◆ **DATA PROVIDED**

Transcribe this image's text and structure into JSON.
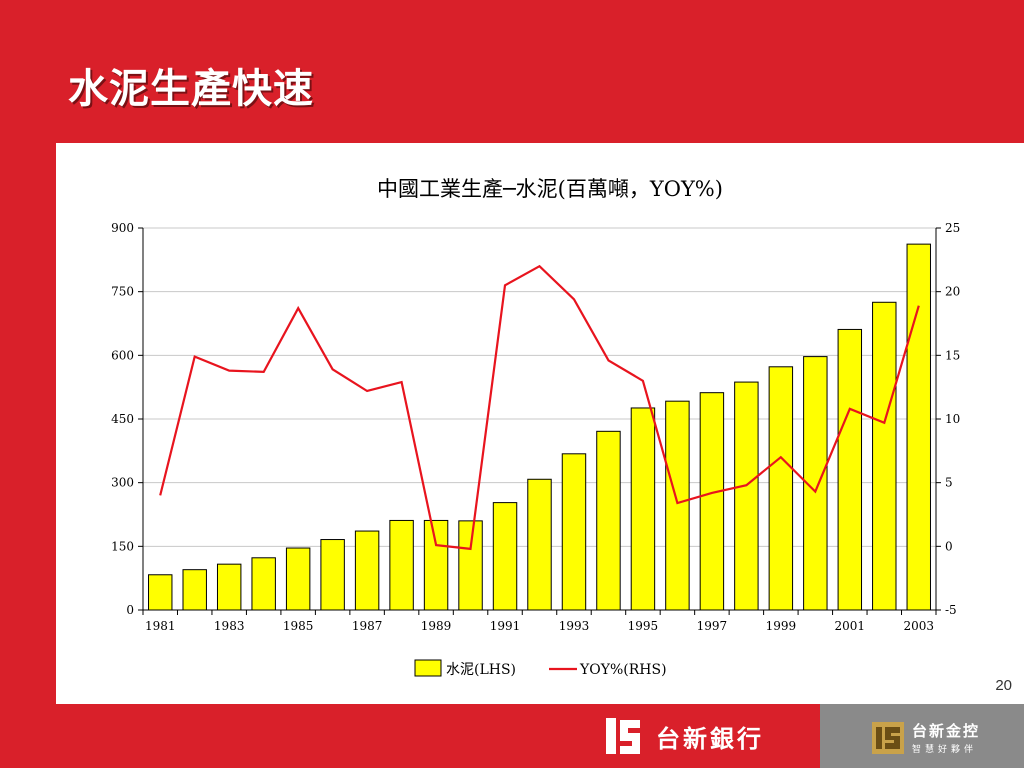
{
  "slide": {
    "title": "水泥生產快速",
    "page_number": "20"
  },
  "brand": {
    "bank_name": "台新銀行",
    "holding_name": "台新金控",
    "holding_tagline": "智慧好夥伴"
  },
  "colors": {
    "background_red": "#d9202a",
    "bar_fill": "#ffff00",
    "line_color": "#e8141e",
    "footer_gray": "#8a8a8a"
  },
  "chart_data": {
    "type": "bar",
    "title": "中國工業生產─水泥(百萬噸，YOY%)",
    "categories": [
      "1981",
      "1982",
      "1983",
      "1984",
      "1985",
      "1986",
      "1987",
      "1988",
      "1989",
      "1990",
      "1991",
      "1992",
      "1993",
      "1994",
      "1995",
      "1996",
      "1997",
      "1998",
      "1999",
      "2000",
      "2001",
      "2002",
      "2003"
    ],
    "x_tick_labels": [
      "1981",
      "1983",
      "1985",
      "1987",
      "1989",
      "1991",
      "1993",
      "1995",
      "1997",
      "1999",
      "2001",
      "2003"
    ],
    "series": [
      {
        "name": "水泥(LHS)",
        "type": "bar",
        "axis": "left",
        "values": [
          83,
          95,
          108,
          123,
          146,
          166,
          186,
          211,
          211,
          210,
          253,
          308,
          368,
          421,
          476,
          492,
          512,
          537,
          573,
          597,
          661,
          725,
          862
        ]
      },
      {
        "name": "YOY%(RHS)",
        "type": "line",
        "axis": "right",
        "values": [
          4.0,
          14.9,
          13.8,
          13.7,
          18.7,
          13.9,
          12.2,
          12.9,
          0.1,
          -0.2,
          20.5,
          22.0,
          19.4,
          14.6,
          13.0,
          3.4,
          4.2,
          4.8,
          7.0,
          4.3,
          10.8,
          9.7,
          18.9
        ]
      }
    ],
    "y_left": {
      "min": 0,
      "max": 900,
      "ticks": [
        "0",
        "150",
        "300",
        "450",
        "600",
        "750",
        "900"
      ]
    },
    "y_right": {
      "min": -5,
      "max": 25,
      "ticks": [
        "-5",
        "0",
        "5",
        "10",
        "15",
        "20",
        "25"
      ]
    },
    "grid": true,
    "legend_position": "bottom"
  }
}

◆ **YOUR GOAL**
Reproduce the data verbatim. Do not carry any picture into the copy.

◆ **ANSWER IN FULL**
Transcribe this image's text and structure into JSON.
{
  "slide": {
    "title": "水泥生產快速",
    "page_number": "20"
  },
  "brand": {
    "bank_name": "台新銀行",
    "holding_name": "台新金控",
    "holding_tagline": "智慧好夥伴"
  },
  "colors": {
    "background_red": "#d9202a",
    "bar_fill": "#ffff00",
    "line_color": "#e8141e",
    "footer_gray": "#8a8a8a"
  },
  "chart_data": {
    "type": "bar",
    "title": "中國工業生產─水泥(百萬噸，YOY%)",
    "categories": [
      "1981",
      "1982",
      "1983",
      "1984",
      "1985",
      "1986",
      "1987",
      "1988",
      "1989",
      "1990",
      "1991",
      "1992",
      "1993",
      "1994",
      "1995",
      "1996",
      "1997",
      "1998",
      "1999",
      "2000",
      "2001",
      "2002",
      "2003"
    ],
    "x_tick_labels": [
      "1981",
      "1983",
      "1985",
      "1987",
      "1989",
      "1991",
      "1993",
      "1995",
      "1997",
      "1999",
      "2001",
      "2003"
    ],
    "series": [
      {
        "name": "水泥(LHS)",
        "type": "bar",
        "axis": "left",
        "values": [
          83,
          95,
          108,
          123,
          146,
          166,
          186,
          211,
          211,
          210,
          253,
          308,
          368,
          421,
          476,
          492,
          512,
          537,
          573,
          597,
          661,
          725,
          862
        ]
      },
      {
        "name": "YOY%(RHS)",
        "type": "line",
        "axis": "right",
        "values": [
          4.0,
          14.9,
          13.8,
          13.7,
          18.7,
          13.9,
          12.2,
          12.9,
          0.1,
          -0.2,
          20.5,
          22.0,
          19.4,
          14.6,
          13.0,
          3.4,
          4.2,
          4.8,
          7.0,
          4.3,
          10.8,
          9.7,
          18.9
        ]
      }
    ],
    "y_left": {
      "min": 0,
      "max": 900,
      "ticks": [
        "0",
        "150",
        "300",
        "450",
        "600",
        "750",
        "900"
      ]
    },
    "y_right": {
      "min": -5,
      "max": 25,
      "ticks": [
        "-5",
        "0",
        "5",
        "10",
        "15",
        "20",
        "25"
      ]
    },
    "grid": true,
    "legend_position": "bottom"
  }
}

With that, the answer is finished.